Your instructions: Count, in the entries, the lines with "note". Answer with the number only.

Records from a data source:
┄┄┄┄┄┄
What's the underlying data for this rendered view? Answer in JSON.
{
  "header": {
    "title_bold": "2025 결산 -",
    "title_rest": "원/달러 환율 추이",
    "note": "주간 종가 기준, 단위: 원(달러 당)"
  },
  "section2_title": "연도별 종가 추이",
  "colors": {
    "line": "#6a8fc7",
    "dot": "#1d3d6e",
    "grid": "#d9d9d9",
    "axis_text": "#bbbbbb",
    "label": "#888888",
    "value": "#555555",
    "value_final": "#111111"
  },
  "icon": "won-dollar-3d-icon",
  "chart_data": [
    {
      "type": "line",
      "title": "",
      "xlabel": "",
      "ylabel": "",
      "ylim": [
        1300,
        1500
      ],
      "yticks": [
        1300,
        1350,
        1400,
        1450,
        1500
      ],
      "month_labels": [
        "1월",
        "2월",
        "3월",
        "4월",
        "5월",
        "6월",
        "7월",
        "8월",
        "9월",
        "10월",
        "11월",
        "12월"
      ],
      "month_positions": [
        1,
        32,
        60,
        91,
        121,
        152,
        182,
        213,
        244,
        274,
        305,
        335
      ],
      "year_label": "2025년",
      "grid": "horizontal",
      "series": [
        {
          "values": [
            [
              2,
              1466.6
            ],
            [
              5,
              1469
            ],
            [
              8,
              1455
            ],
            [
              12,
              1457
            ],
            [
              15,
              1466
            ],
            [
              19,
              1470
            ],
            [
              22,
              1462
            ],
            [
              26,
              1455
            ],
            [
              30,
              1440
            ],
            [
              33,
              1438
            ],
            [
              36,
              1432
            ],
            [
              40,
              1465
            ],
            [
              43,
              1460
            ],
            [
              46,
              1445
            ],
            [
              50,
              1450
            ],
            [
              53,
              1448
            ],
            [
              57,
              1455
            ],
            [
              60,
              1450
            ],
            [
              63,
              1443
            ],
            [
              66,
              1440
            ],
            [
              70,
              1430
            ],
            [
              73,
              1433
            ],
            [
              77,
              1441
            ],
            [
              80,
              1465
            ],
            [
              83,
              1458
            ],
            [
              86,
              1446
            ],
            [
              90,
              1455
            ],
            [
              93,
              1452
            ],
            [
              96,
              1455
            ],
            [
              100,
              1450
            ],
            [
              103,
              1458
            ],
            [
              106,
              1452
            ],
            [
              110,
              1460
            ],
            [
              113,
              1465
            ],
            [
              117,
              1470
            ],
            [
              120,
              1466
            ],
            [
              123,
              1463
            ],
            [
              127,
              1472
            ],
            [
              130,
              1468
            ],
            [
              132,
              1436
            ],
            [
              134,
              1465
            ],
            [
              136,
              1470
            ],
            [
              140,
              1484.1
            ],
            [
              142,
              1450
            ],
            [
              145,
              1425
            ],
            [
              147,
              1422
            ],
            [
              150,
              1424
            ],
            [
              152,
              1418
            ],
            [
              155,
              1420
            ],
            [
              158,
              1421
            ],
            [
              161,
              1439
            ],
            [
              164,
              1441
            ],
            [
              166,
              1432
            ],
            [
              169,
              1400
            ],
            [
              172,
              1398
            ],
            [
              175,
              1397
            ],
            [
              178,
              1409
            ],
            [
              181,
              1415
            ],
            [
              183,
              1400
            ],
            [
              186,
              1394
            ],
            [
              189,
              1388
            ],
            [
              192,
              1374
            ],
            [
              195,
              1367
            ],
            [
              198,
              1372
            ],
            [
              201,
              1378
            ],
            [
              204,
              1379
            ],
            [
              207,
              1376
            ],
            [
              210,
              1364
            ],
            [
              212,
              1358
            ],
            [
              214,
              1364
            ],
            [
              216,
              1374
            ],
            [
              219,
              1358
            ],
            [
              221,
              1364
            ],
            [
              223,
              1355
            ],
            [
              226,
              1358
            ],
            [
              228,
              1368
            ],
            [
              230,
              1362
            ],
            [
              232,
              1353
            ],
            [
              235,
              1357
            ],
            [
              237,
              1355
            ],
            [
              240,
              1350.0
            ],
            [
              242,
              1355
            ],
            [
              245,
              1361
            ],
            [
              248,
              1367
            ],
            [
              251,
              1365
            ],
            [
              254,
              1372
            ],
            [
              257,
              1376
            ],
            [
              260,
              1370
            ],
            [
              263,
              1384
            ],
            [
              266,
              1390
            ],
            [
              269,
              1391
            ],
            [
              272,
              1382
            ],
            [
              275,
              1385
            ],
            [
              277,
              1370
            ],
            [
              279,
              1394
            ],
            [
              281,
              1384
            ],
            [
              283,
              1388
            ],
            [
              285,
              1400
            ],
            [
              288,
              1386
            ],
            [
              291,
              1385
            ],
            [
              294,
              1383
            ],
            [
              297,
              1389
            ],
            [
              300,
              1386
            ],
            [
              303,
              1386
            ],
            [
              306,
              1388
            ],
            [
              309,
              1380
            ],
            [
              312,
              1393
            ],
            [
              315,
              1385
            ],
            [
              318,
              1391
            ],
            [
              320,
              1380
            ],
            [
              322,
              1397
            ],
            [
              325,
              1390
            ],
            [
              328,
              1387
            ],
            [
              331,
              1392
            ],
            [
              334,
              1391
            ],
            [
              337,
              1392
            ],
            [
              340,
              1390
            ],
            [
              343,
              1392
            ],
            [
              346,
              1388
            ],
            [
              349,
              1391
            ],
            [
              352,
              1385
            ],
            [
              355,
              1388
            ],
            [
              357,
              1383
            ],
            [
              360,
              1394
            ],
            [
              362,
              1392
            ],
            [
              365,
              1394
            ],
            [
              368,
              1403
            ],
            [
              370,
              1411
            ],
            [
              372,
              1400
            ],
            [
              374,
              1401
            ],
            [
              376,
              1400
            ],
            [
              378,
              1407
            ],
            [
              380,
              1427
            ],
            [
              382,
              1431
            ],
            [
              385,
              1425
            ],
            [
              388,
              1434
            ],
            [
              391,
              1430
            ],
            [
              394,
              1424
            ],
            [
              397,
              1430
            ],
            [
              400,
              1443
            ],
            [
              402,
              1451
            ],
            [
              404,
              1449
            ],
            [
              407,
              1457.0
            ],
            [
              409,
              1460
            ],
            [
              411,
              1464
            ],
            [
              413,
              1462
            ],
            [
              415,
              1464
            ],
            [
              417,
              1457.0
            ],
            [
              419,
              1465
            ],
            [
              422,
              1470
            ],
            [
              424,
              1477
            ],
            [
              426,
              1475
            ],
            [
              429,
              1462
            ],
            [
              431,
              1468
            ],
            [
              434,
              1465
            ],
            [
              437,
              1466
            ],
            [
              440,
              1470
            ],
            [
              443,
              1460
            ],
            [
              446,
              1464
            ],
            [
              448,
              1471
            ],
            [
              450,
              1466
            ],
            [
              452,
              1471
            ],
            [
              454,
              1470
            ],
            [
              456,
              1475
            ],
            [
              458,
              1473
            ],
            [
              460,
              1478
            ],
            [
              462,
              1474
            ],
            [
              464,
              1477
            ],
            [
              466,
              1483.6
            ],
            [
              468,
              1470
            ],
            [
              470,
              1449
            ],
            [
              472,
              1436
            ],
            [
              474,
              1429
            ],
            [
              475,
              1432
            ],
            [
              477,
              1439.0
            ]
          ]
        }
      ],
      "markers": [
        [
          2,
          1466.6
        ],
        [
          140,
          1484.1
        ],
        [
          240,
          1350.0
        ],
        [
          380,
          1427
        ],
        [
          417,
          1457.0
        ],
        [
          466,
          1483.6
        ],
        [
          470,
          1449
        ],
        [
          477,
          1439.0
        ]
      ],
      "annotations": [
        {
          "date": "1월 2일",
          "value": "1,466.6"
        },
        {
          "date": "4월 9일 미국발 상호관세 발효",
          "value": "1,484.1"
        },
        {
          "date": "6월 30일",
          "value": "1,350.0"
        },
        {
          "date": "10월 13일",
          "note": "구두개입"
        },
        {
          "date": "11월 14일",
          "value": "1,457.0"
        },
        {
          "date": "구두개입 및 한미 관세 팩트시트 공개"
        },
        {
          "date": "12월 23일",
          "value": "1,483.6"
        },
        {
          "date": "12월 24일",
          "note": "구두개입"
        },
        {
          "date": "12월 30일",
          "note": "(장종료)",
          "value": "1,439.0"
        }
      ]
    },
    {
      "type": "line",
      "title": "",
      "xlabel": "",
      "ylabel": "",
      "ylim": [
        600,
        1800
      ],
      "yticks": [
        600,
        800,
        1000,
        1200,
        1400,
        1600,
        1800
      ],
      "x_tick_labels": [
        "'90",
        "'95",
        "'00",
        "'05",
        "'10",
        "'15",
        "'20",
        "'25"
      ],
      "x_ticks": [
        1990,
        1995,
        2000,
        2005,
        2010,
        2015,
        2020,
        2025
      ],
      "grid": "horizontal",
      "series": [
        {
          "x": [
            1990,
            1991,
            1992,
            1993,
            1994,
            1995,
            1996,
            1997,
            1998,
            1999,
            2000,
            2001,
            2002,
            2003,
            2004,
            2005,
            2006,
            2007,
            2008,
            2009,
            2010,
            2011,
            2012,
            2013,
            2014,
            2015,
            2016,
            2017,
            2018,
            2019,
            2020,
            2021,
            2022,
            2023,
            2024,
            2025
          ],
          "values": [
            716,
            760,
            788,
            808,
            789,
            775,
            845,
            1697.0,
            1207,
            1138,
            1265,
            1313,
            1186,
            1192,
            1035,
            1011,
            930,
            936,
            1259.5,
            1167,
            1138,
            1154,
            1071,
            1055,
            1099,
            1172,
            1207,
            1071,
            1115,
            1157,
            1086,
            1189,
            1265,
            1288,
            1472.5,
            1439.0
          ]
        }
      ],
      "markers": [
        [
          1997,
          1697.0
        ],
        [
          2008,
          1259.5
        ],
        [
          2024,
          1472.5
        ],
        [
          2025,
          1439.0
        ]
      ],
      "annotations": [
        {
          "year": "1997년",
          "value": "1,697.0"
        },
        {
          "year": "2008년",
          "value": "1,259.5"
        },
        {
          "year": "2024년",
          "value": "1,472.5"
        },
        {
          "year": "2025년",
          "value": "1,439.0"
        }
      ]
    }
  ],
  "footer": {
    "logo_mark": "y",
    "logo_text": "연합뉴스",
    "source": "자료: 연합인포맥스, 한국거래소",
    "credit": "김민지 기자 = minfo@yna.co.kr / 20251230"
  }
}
┄┄┄┄┄┄
Solution: 4